#### Excerpted records:

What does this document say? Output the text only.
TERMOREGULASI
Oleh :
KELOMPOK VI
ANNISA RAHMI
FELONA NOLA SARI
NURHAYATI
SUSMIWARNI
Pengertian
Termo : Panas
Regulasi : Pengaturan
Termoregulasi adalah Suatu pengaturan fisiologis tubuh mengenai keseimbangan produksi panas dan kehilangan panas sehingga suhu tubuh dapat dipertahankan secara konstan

#### Aim:
From the records above, extract each line exactly as shown.

#### Task response:
What does this document say? Output the text only.
TERMOREGULASI
Oleh :
KELOMPOK VI
ANNISA RAHMI
FELONA NOLA SARI
NURHAYATI
SUSMIWARNI
Pengertian
Termo : Panas
Regulasi : Pengaturan
Termoregulasi adalah Suatu pengaturan fisiologis tubuh mengenai keseimbangan produksi panas dan kehilangan panas sehingga suhu tubuh dapat dipertahankan secara konstan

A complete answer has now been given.